__Aim__.
Please count the lines below that contain the word "years", and reply with that number alone.
——
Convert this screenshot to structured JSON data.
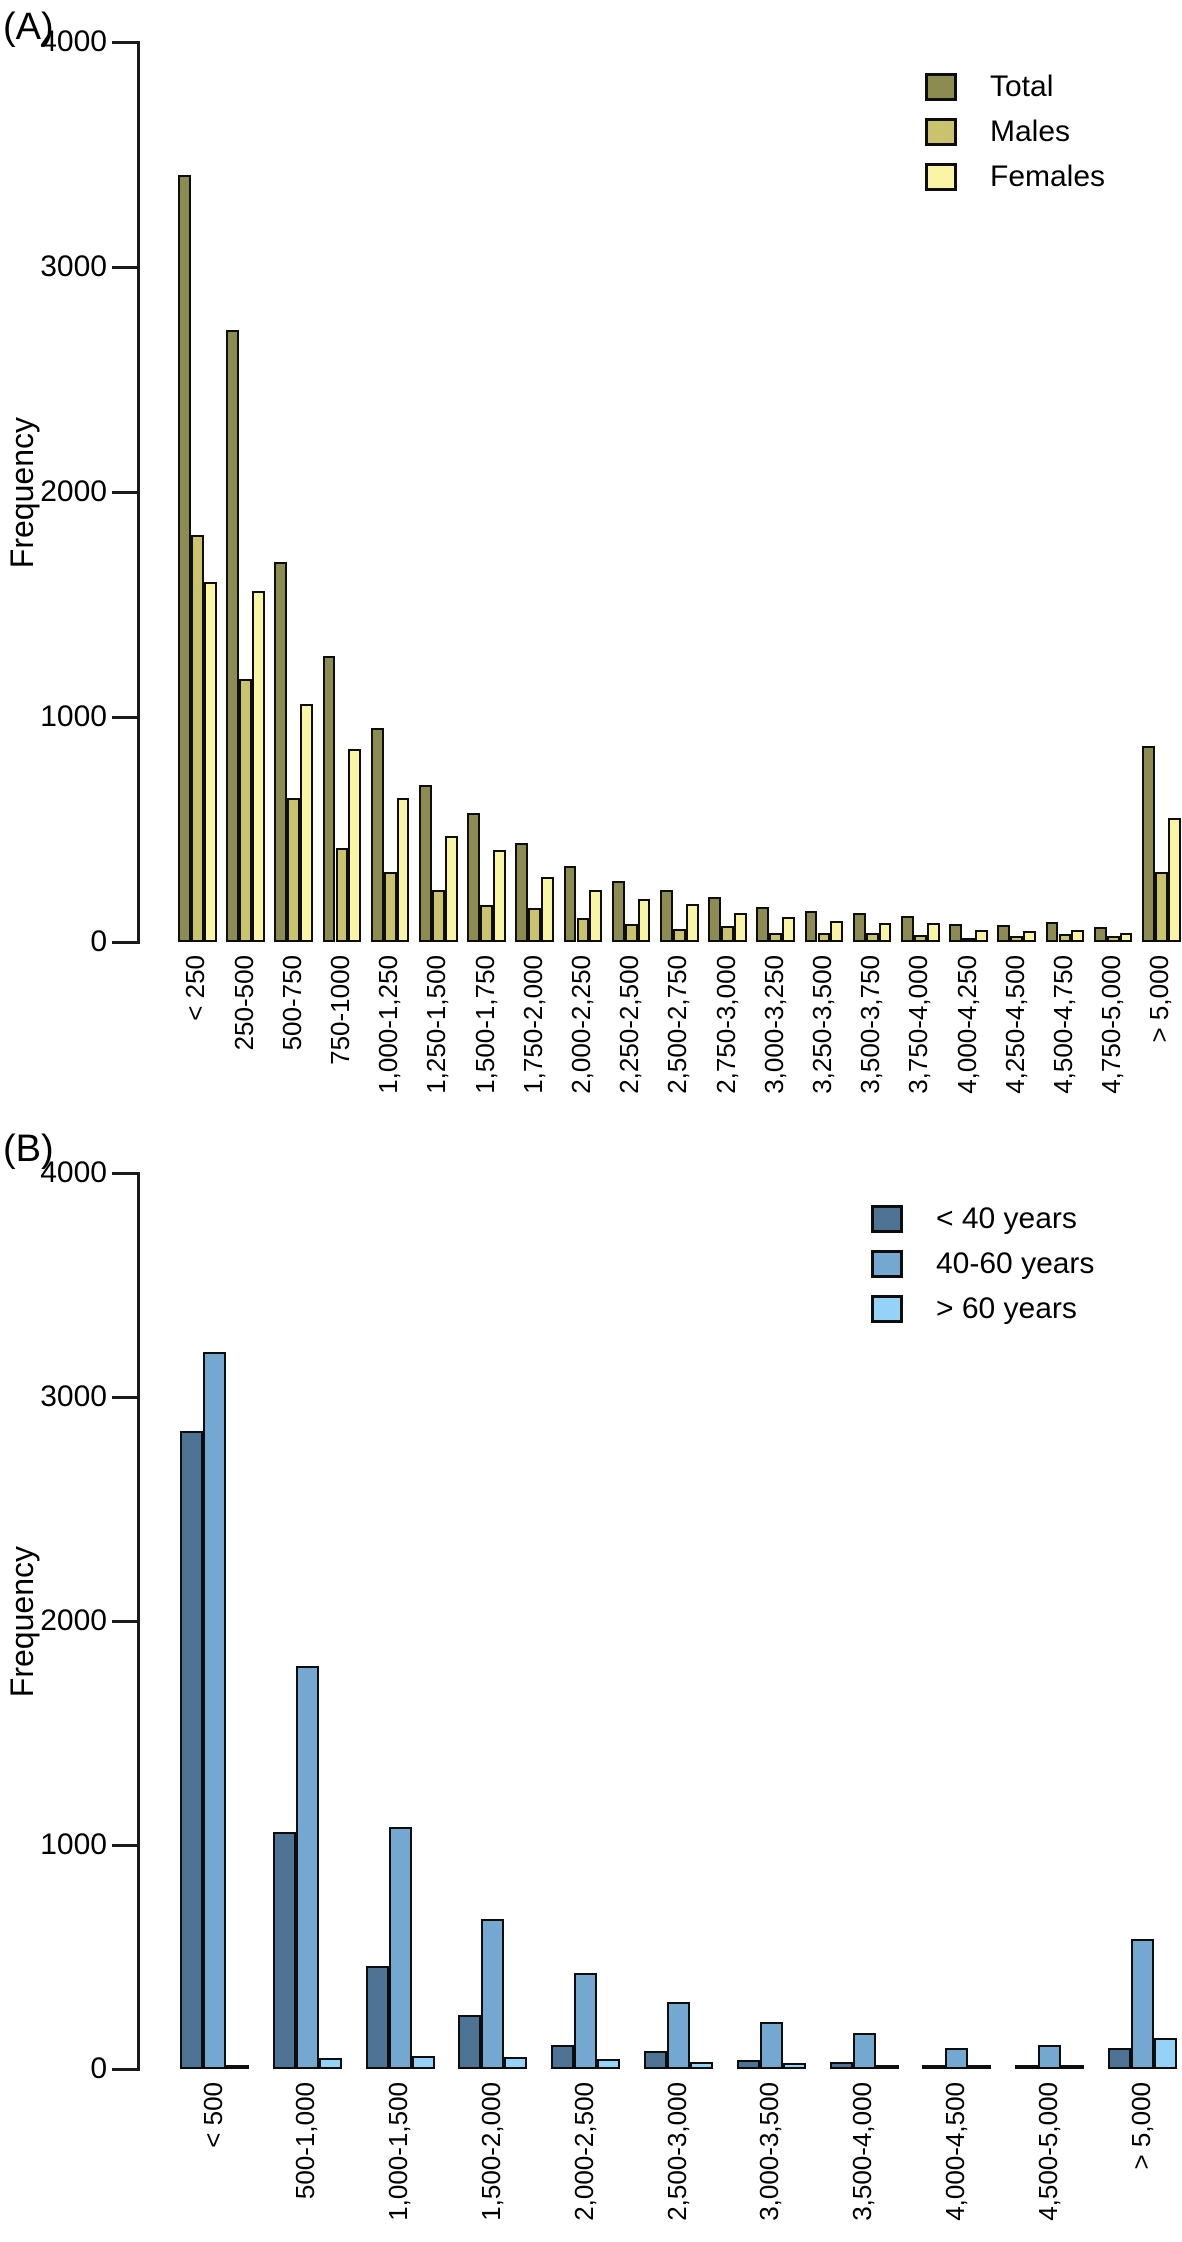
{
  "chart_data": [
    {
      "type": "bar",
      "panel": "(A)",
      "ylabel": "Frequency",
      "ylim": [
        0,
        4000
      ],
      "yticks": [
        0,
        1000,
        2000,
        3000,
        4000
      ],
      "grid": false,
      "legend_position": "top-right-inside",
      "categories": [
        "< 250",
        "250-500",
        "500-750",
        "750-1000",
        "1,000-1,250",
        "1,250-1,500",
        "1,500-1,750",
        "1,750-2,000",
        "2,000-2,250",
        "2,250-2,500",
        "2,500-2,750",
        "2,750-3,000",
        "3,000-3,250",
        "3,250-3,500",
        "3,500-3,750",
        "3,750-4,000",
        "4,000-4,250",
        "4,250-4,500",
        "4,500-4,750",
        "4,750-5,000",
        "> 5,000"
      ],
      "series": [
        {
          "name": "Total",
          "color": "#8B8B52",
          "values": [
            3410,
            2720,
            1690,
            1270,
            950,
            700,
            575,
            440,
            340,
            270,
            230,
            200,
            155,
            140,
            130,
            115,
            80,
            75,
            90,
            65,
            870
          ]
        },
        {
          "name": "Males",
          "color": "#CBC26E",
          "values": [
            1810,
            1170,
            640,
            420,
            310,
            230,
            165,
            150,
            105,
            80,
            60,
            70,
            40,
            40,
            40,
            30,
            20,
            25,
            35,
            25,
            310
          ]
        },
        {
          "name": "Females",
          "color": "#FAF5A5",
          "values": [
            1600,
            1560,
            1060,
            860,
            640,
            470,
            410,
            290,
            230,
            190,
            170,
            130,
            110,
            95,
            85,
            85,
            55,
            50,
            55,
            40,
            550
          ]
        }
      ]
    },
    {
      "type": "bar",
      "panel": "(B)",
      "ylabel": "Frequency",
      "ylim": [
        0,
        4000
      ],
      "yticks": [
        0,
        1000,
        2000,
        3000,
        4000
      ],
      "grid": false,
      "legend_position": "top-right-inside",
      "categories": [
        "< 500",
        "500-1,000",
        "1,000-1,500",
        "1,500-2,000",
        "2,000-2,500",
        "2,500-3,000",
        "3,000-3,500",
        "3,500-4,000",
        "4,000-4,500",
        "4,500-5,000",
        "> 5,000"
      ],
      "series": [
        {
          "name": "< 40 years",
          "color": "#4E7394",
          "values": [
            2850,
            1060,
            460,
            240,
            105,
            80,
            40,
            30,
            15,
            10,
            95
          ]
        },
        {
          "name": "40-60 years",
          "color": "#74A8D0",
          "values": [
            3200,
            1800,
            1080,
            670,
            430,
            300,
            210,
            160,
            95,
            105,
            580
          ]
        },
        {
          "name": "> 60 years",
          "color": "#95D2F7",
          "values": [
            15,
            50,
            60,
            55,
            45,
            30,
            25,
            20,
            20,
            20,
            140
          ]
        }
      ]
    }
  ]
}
——
__Answer in full__.
3